## Job
Write out each line from the data below that includes the word "Sales".

[Start Source material]

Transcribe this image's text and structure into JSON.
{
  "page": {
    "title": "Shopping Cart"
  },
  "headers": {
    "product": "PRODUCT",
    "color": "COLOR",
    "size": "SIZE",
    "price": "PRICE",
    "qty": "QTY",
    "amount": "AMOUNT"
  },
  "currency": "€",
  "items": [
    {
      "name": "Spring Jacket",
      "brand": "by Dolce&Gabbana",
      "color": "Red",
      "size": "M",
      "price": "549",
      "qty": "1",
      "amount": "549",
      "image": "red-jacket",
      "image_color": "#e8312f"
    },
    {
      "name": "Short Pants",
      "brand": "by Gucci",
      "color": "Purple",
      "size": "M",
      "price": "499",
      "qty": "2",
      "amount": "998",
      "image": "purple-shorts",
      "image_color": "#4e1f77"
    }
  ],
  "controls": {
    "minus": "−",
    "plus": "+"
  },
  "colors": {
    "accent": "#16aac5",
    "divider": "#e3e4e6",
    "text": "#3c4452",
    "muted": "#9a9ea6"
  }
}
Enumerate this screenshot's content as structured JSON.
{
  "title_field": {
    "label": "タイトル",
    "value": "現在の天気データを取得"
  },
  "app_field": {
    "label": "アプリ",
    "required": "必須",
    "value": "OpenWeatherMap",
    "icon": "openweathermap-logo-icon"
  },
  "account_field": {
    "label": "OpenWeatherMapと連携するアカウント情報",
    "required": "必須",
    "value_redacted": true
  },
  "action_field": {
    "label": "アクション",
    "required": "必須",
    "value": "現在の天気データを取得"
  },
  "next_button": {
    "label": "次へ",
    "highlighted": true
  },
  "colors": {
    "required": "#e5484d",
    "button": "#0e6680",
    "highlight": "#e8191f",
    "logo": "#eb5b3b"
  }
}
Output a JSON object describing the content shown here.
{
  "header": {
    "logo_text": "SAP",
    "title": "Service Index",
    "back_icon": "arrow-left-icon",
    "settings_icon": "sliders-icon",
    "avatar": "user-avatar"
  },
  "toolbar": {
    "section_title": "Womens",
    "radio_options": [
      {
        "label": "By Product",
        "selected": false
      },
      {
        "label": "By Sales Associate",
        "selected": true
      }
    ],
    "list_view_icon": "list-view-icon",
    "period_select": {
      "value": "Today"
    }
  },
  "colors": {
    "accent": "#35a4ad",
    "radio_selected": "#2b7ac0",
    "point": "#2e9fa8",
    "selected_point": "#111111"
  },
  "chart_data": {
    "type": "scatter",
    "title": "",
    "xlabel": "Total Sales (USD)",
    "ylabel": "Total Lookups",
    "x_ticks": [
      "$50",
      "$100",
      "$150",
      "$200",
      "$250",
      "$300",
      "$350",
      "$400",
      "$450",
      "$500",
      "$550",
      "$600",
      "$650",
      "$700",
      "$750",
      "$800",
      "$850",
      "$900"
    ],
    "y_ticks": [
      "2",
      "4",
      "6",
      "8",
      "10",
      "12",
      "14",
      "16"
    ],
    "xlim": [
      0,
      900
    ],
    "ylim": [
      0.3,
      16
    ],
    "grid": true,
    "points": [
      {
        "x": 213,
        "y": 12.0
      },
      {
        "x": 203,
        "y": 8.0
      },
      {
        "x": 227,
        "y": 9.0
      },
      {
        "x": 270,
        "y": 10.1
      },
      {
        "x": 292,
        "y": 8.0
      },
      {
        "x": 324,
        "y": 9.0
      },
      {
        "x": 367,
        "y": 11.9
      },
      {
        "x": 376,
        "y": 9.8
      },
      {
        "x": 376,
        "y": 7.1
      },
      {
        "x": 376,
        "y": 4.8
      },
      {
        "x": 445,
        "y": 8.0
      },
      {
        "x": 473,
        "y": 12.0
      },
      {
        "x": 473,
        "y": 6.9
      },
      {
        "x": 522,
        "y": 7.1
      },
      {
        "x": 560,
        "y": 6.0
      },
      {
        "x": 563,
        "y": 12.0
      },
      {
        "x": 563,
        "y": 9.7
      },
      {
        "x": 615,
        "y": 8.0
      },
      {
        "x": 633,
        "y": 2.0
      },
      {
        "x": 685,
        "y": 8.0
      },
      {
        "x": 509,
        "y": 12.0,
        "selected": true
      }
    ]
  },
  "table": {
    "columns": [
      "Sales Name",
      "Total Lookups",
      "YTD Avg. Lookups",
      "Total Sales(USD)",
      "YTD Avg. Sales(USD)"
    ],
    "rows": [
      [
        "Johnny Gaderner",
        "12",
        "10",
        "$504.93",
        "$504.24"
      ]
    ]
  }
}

[End Source material]

## Full output
        "label": "By Sales Associate",
    "xlabel": "Total Sales (USD)",
      "Sales Name",
      "Total Sales(USD)",
      "YTD Avg. Sales(USD)"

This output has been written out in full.